- _TASK REQUIREMENTS_
Restate the entries below word for word, omitting nothing.

- _RECORDS TO USE_
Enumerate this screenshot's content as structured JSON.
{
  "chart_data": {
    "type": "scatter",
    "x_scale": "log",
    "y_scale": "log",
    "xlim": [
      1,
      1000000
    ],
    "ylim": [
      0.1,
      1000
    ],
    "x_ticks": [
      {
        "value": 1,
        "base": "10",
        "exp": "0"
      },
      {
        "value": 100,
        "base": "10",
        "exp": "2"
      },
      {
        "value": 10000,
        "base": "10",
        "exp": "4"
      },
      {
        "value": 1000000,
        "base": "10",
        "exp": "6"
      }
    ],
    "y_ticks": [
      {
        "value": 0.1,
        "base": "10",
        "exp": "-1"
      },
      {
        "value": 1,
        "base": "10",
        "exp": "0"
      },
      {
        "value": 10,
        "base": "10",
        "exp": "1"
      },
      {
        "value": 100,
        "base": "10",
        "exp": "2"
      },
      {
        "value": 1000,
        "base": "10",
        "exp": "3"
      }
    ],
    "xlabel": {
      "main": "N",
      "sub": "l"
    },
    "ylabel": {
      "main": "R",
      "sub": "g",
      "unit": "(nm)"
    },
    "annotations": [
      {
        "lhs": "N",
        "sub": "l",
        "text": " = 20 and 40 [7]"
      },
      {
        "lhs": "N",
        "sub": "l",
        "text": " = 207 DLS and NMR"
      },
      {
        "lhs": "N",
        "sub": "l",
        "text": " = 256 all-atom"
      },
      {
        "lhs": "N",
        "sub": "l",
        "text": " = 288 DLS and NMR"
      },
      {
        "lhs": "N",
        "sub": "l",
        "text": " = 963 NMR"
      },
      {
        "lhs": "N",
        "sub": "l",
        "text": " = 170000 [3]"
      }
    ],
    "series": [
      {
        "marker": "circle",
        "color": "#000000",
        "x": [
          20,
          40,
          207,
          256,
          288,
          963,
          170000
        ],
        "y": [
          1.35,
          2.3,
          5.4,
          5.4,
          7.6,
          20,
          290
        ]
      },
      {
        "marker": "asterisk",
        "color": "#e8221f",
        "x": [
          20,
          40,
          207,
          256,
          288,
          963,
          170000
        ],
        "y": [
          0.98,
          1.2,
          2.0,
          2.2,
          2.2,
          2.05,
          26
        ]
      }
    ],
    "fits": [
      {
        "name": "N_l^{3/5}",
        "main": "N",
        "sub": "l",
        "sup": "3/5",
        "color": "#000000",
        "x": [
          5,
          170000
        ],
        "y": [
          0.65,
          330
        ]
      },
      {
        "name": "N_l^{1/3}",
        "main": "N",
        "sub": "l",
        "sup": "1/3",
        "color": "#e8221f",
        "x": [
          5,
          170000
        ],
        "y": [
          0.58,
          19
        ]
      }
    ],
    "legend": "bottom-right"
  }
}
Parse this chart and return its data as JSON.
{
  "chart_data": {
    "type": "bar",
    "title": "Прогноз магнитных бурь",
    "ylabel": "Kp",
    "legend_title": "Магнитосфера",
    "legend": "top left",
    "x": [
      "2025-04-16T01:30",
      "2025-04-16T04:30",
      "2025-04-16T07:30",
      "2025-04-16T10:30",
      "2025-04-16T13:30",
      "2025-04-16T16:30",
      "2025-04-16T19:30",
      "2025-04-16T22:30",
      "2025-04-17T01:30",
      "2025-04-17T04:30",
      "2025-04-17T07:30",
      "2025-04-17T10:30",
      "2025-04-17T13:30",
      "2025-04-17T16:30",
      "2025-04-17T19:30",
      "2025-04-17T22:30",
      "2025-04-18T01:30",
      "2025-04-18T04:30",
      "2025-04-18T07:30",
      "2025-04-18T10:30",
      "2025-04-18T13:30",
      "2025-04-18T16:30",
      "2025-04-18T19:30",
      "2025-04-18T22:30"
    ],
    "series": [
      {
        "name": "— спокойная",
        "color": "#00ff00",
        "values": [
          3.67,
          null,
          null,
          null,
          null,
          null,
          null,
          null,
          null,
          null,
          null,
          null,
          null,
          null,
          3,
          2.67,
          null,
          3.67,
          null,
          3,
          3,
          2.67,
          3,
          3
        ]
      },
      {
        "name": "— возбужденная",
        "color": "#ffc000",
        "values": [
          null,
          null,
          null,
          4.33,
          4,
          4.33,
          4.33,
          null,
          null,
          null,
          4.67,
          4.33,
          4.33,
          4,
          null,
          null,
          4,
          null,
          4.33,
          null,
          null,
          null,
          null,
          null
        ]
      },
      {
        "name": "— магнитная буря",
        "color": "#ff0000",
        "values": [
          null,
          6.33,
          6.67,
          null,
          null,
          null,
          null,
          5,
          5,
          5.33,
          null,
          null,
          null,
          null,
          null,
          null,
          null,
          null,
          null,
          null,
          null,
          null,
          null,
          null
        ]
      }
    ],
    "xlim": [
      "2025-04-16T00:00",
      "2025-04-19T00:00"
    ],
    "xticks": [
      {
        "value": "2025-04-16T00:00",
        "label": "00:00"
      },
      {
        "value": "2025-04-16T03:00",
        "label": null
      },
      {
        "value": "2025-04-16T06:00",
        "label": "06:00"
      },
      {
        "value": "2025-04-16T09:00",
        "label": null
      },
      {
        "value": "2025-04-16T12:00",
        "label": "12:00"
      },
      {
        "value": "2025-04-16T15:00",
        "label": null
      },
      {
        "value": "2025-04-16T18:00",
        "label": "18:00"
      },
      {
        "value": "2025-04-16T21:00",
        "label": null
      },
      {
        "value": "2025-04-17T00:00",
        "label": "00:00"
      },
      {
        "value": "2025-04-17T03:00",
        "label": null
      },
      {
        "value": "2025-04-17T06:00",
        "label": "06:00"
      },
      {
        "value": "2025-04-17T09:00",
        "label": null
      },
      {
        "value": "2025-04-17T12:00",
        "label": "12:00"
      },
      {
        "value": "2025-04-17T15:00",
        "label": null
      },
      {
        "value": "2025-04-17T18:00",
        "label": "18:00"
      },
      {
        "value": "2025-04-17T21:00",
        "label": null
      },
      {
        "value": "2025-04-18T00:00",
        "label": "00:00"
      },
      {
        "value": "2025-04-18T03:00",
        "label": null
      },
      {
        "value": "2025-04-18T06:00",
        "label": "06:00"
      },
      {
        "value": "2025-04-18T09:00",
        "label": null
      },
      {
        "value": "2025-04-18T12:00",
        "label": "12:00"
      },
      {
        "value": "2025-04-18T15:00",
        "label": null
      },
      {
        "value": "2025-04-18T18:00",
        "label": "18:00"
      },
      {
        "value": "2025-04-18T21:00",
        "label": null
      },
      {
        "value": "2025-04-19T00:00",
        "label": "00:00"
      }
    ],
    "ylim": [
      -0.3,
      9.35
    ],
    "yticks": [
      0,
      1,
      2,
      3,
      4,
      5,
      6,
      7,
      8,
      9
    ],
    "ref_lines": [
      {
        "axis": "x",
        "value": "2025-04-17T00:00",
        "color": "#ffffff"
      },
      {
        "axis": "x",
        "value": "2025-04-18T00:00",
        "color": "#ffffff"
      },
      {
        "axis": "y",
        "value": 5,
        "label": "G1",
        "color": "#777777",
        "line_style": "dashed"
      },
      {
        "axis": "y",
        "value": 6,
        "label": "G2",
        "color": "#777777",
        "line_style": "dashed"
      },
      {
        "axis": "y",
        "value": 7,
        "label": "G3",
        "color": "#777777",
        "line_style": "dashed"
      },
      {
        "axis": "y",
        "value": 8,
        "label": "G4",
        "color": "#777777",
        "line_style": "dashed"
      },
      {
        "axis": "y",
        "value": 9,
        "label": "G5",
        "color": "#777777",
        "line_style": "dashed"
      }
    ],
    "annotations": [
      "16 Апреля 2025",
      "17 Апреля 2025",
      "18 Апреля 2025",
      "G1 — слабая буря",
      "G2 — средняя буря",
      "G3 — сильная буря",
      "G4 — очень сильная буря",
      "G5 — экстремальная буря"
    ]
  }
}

- _ANSWER IN FULL_
Enumerate this screenshot's content as structured JSON.
{
  "chart_data": {
    "type": "scatter",
    "x_scale": "log",
    "y_scale": "log",
    "xlim": [
      1,
      1000000
    ],
    "ylim": [
      0.1,
      1000
    ],
    "x_ticks": [
      {
        "value": 1,
        "base": "10",
        "exp": "0"
      },
      {
        "value": 100,
        "base": "10",
        "exp": "2"
      },
      {
        "value": 10000,
        "base": "10",
        "exp": "4"
      },
      {
        "value": 1000000,
        "base": "10",
        "exp": "6"
      }
    ],
    "y_ticks": [
      {
        "value": 0.1,
        "base": "10",
        "exp": "-1"
      },
      {
        "value": 1,
        "base": "10",
        "exp": "0"
      },
      {
        "value": 10,
        "base": "10",
        "exp": "1"
      },
      {
        "value": 100,
        "base": "10",
        "exp": "2"
      },
      {
        "value": 1000,
        "base": "10",
        "exp": "3"
      }
    ],
    "xlabel": {
      "main": "N",
      "sub": "l"
    },
    "ylabel": {
      "main": "R",
      "sub": "g",
      "unit": "(nm)"
    },
    "annotations": [
      {
        "lhs": "N",
        "sub": "l",
        "text": " = 20 and 40 [7]"
      },
      {
        "lhs": "N",
        "sub": "l",
        "text": " = 207 DLS and NMR"
      },
      {
        "lhs": "N",
        "sub": "l",
        "text": " = 256 all-atom"
      },
      {
        "lhs": "N",
        "sub": "l",
        "text": " = 288 DLS and NMR"
      },
      {
        "lhs": "N",
        "sub": "l",
        "text": " = 963 NMR"
      },
      {
        "lhs": "N",
        "sub": "l",
        "text": " = 170000 [3]"
      }
    ],
    "series": [
      {
        "marker": "circle",
        "color": "#000000",
        "x": [
          20,
          40,
          207,
          256,
          288,
          963,
          170000
        ],
        "y": [
          1.35,
          2.3,
          5.4,
          5.4,
          7.6,
          20,
          290
        ]
      },
      {
        "marker": "asterisk",
        "color": "#e8221f",
        "x": [
          20,
          40,
          207,
          256,
          288,
          963,
          170000
        ],
        "y": [
          0.98,
          1.2,
          2.0,
          2.2,
          2.2,
          2.05,
          26
        ]
      }
    ],
    "fits": [
      {
        "name": "N_l^{3/5}",
        "main": "N",
        "sub": "l",
        "sup": "3/5",
        "color": "#000000",
        "x": [
          5,
          170000
        ],
        "y": [
          0.65,
          330
        ]
      },
      {
        "name": "N_l^{1/3}",
        "main": "N",
        "sub": "l",
        "sup": "1/3",
        "color": "#e8221f",
        "x": [
          5,
          170000
        ],
        "y": [
          0.58,
          19
        ]
      }
    ],
    "legend": "bottom-right"
  }
}
Parse this chart and return its data as JSON.
{
  "chart_data": {
    "type": "bar",
    "title": "Прогноз магнитных бурь",
    "ylabel": "Kp",
    "legend_title": "Магнитосфера",
    "legend": "top left",
    "x": [
      "2025-04-16T01:30",
      "2025-04-16T04:30",
      "2025-04-16T07:30",
      "2025-04-16T10:30",
      "2025-04-16T13:30",
      "2025-04-16T16:30",
      "2025-04-16T19:30",
      "2025-04-16T22:30",
      "2025-04-17T01:30",
      "2025-04-17T04:30",
      "2025-04-17T07:30",
      "2025-04-17T10:30",
      "2025-04-17T13:30",
      "2025-04-17T16:30",
      "2025-04-17T19:30",
      "2025-04-17T22:30",
      "2025-04-18T01:30",
      "2025-04-18T04:30",
      "2025-04-18T07:30",
      "2025-04-18T10:30",
      "2025-04-18T13:30",
      "2025-04-18T16:30",
      "2025-04-18T19:30",
      "2025-04-18T22:30"
    ],
    "series": [
      {
        "name": "— спокойная",
        "color": "#00ff00",
        "values": [
          3.67,
          null,
          null,
          null,
          null,
          null,
          null,
          null,
          null,
          null,
          null,
          null,
          null,
          null,
          3,
          2.67,
          null,
          3.67,
          null,
          3,
          3,
          2.67,
          3,
          3
        ]
      },
      {
        "name": "— возбужденная",
        "color": "#ffc000",
        "values": [
          null,
          null,
          null,
          4.33,
          4,
          4.33,
          4.33,
          null,
          null,
          null,
          4.67,
          4.33,
          4.33,
          4,
          null,
          null,
          4,
          null,
          4.33,
          null,
          null,
          null,
          null,
          null
        ]
      },
      {
        "name": "— магнитная буря",
        "color": "#ff0000",
        "values": [
          null,
          6.33,
          6.67,
          null,
          null,
          null,
          null,
          5,
          5,
          5.33,
          null,
          null,
          null,
          null,
          null,
          null,
          null,
          null,
          null,
          null,
          null,
          null,
          null,
          null
        ]
      }
    ],
    "xlim": [
      "2025-04-16T00:00",
      "2025-04-19T00:00"
    ],
    "xticks": [
      {
        "value": "2025-04-16T00:00",
        "label": "00:00"
      },
      {
        "value": "2025-04-16T03:00",
        "label": null
      },
      {
        "value": "2025-04-16T06:00",
        "label": "06:00"
      },
      {
        "value": "2025-04-16T09:00",
        "label": null
      },
      {
        "value": "2025-04-16T12:00",
        "label": "12:00"
      },
      {
        "value": "2025-04-16T15:00",
        "label": null
      },
      {
        "value": "2025-04-16T18:00",
        "label": "18:00"
      },
      {
        "value": "2025-04-16T21:00",
        "label": null
      },
      {
        "value": "2025-04-17T00:00",
        "label": "00:00"
      },
      {
        "value": "2025-04-17T03:00",
        "label": null
      },
      {
        "value": "2025-04-17T06:00",
        "label": "06:00"
      },
      {
        "value": "2025-04-17T09:00",
        "label": null
      },
      {
        "value": "2025-04-17T12:00",
        "label": "12:00"
      },
      {
        "value": "2025-04-17T15:00",
        "label": null
      },
      {
        "value": "2025-04-17T18:00",
        "label": "18:00"
      },
      {
        "value": "2025-04-17T21:00",
        "label": null
      },
      {
        "value": "2025-04-18T00:00",
        "label": "00:00"
      },
      {
        "value": "2025-04-18T03:00",
        "label": null
      },
      {
        "value": "2025-04-18T06:00",
        "label": "06:00"
      },
      {
        "value": "2025-04-18T09:00",
        "label": null
      },
      {
        "value": "2025-04-18T12:00",
        "label": "12:00"
      },
      {
        "value": "2025-04-18T15:00",
        "label": null
      },
      {
        "value": "2025-04-18T18:00",
        "label": "18:00"
      },
      {
        "value": "2025-04-18T21:00",
        "label": null
      },
      {
        "value": "2025-04-19T00:00",
        "label": "00:00"
      }
    ],
    "ylim": [
      -0.3,
      9.35
    ],
    "yticks": [
      0,
      1,
      2,
      3,
      4,
      5,
      6,
      7,
      8,
      9
    ],
    "ref_lines": [
      {
        "axis": "x",
        "value": "2025-04-17T00:00",
        "color": "#ffffff"
      },
      {
        "axis": "x",
        "value": "2025-04-18T00:00",
        "color": "#ffffff"
      },
      {
        "axis": "y",
        "value": 5,
        "label": "G1",
        "color": "#777777",
        "line_style": "dashed"
      },
      {
        "axis": "y",
        "value": 6,
        "label": "G2",
        "color": "#777777",
        "line_style": "dashed"
      },
      {
        "axis": "y",
        "value": 7,
        "label": "G3",
        "color": "#777777",
        "line_style": "dashed"
      },
      {
        "axis": "y",
        "value": 8,
        "label": "G4",
        "color": "#777777",
        "line_style": "dashed"
      },
      {
        "axis": "y",
        "value": 9,
        "label": "G5",
        "color": "#777777",
        "line_style": "dashed"
      }
    ],
    "annotations": [
      "16 Апреля 2025",
      "17 Апреля 2025",
      "18 Апреля 2025",
      "G1 — слабая буря",
      "G2 — средняя буря",
      "G3 — сильная буря",
      "G4 — очень сильная буря",
      "G5 — экстремальная буря"
    ]
  }
}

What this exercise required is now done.